■ Problem to work on: Hand back the entries below exactly.

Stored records
[Start of section]
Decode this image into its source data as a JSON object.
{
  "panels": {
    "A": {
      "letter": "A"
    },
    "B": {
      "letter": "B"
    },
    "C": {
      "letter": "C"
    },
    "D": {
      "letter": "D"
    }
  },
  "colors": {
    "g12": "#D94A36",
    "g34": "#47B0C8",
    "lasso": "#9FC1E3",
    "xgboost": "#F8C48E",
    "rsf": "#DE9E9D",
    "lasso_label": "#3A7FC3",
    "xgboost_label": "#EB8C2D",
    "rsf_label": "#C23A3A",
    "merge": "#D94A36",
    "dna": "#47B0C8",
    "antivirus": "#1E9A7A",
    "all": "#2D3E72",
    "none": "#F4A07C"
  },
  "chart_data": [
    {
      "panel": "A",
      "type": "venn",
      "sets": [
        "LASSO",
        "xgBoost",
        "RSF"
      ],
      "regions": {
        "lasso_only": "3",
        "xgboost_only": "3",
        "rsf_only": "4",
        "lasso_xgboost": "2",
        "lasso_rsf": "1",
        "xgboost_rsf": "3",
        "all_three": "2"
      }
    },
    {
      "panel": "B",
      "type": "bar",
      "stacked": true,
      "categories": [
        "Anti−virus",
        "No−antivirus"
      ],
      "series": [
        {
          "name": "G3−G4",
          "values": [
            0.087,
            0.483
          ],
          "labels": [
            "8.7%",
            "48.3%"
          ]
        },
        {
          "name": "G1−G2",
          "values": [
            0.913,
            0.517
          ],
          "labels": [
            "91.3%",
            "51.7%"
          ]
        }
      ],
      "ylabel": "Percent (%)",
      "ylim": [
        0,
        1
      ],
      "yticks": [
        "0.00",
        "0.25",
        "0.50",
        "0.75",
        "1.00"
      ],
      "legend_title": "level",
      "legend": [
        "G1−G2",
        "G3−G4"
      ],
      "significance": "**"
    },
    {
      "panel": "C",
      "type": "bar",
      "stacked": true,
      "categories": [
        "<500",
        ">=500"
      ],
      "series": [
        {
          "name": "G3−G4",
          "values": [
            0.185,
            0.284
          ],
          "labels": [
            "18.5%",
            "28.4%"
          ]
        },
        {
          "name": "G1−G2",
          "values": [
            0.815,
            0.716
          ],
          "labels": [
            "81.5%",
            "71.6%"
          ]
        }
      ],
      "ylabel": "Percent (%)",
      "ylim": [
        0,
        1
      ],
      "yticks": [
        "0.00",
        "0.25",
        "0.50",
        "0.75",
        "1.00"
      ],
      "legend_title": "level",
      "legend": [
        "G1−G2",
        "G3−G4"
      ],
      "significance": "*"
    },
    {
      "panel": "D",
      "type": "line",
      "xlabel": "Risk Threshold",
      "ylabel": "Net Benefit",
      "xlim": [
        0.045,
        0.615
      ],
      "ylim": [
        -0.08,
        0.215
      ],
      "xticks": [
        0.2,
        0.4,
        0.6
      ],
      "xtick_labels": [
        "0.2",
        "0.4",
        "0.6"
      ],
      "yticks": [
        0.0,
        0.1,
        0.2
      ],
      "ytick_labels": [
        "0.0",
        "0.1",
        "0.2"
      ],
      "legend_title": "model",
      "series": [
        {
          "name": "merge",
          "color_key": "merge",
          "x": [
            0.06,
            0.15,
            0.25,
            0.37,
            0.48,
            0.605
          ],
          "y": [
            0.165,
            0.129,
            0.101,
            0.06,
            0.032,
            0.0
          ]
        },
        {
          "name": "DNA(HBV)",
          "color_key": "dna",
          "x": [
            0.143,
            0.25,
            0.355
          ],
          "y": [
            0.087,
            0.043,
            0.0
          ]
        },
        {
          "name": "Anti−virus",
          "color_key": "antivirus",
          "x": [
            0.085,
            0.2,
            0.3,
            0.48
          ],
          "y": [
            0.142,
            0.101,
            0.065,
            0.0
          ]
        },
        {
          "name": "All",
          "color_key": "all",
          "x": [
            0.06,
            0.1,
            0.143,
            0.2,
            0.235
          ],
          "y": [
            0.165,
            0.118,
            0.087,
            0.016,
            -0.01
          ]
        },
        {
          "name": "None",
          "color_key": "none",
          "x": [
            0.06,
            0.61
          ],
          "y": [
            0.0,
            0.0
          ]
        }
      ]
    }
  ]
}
[End of section]
■ Reply:
Decode this image into its source data as a JSON object.
{
  "panels": {
    "A": {
      "letter": "A"
    },
    "B": {
      "letter": "B"
    },
    "C": {
      "letter": "C"
    },
    "D": {
      "letter": "D"
    }
  },
  "colors": {
    "g12": "#D94A36",
    "g34": "#47B0C8",
    "lasso": "#9FC1E3",
    "xgboost": "#F8C48E",
    "rsf": "#DE9E9D",
    "lasso_label": "#3A7FC3",
    "xgboost_label": "#EB8C2D",
    "rsf_label": "#C23A3A",
    "merge": "#D94A36",
    "dna": "#47B0C8",
    "antivirus": "#1E9A7A",
    "all": "#2D3E72",
    "none": "#F4A07C"
  },
  "chart_data": [
    {
      "panel": "A",
      "type": "venn",
      "sets": [
        "LASSO",
        "xgBoost",
        "RSF"
      ],
      "regions": {
        "lasso_only": "3",
        "xgboost_only": "3",
        "rsf_only": "4",
        "lasso_xgboost": "2",
        "lasso_rsf": "1",
        "xgboost_rsf": "3",
        "all_three": "2"
      }
    },
    {
      "panel": "B",
      "type": "bar",
      "stacked": true,
      "categories": [
        "Anti−virus",
        "No−antivirus"
      ],
      "series": [
        {
          "name": "G3−G4",
          "values": [
            0.087,
            0.483
          ],
          "labels": [
            "8.7%",
            "48.3%"
          ]
        },
        {
          "name": "G1−G2",
          "values": [
            0.913,
            0.517
          ],
          "labels": [
            "91.3%",
            "51.7%"
          ]
        }
      ],
      "ylabel": "Percent (%)",
      "ylim": [
        0,
        1
      ],
      "yticks": [
        "0.00",
        "0.25",
        "0.50",
        "0.75",
        "1.00"
      ],
      "legend_title": "level",
      "legend": [
        "G1−G2",
        "G3−G4"
      ],
      "significance": "**"
    },
    {
      "panel": "C",
      "type": "bar",
      "stacked": true,
      "categories": [
        "<500",
        ">=500"
      ],
      "series": [
        {
          "name": "G3−G4",
          "values": [
            0.185,
            0.284
          ],
          "labels": [
            "18.5%",
            "28.4%"
          ]
        },
        {
          "name": "G1−G2",
          "values": [
            0.815,
            0.716
          ],
          "labels": [
            "81.5%",
            "71.6%"
          ]
        }
      ],
      "ylabel": "Percent (%)",
      "ylim": [
        0,
        1
      ],
      "yticks": [
        "0.00",
        "0.25",
        "0.50",
        "0.75",
        "1.00"
      ],
      "legend_title": "level",
      "legend": [
        "G1−G2",
        "G3−G4"
      ],
      "significance": "*"
    },
    {
      "panel": "D",
      "type": "line",
      "xlabel": "Risk Threshold",
      "ylabel": "Net Benefit",
      "xlim": [
        0.045,
        0.615
      ],
      "ylim": [
        -0.08,
        0.215
      ],
      "xticks": [
        0.2,
        0.4,
        0.6
      ],
      "xtick_labels": [
        "0.2",
        "0.4",
        "0.6"
      ],
      "yticks": [
        0.0,
        0.1,
        0.2
      ],
      "ytick_labels": [
        "0.0",
        "0.1",
        "0.2"
      ],
      "legend_title": "model",
      "series": [
        {
          "name": "merge",
          "color_key": "merge",
          "x": [
            0.06,
            0.15,
            0.25,
            0.37,
            0.48,
            0.605
          ],
          "y": [
            0.165,
            0.129,
            0.101,
            0.06,
            0.032,
            0.0
          ]
        },
        {
          "name": "DNA(HBV)",
          "color_key": "dna",
          "x": [
            0.143,
            0.25,
            0.355
          ],
          "y": [
            0.087,
            0.043,
            0.0
          ]
        },
        {
          "name": "Anti−virus",
          "color_key": "antivirus",
          "x": [
            0.085,
            0.2,
            0.3,
            0.48
          ],
          "y": [
            0.142,
            0.101,
            0.065,
            0.0
          ]
        },
        {
          "name": "All",
          "color_key": "all",
          "x": [
            0.06,
            0.1,
            0.143,
            0.2,
            0.235
          ],
          "y": [
            0.165,
            0.118,
            0.087,
            0.016,
            -0.01
          ]
        },
        {
          "name": "None",
          "color_key": "none",
          "x": [
            0.06,
            0.61
          ],
          "y": [
            0.0,
            0.0
          ]
        }
      ]
    }
  ]
}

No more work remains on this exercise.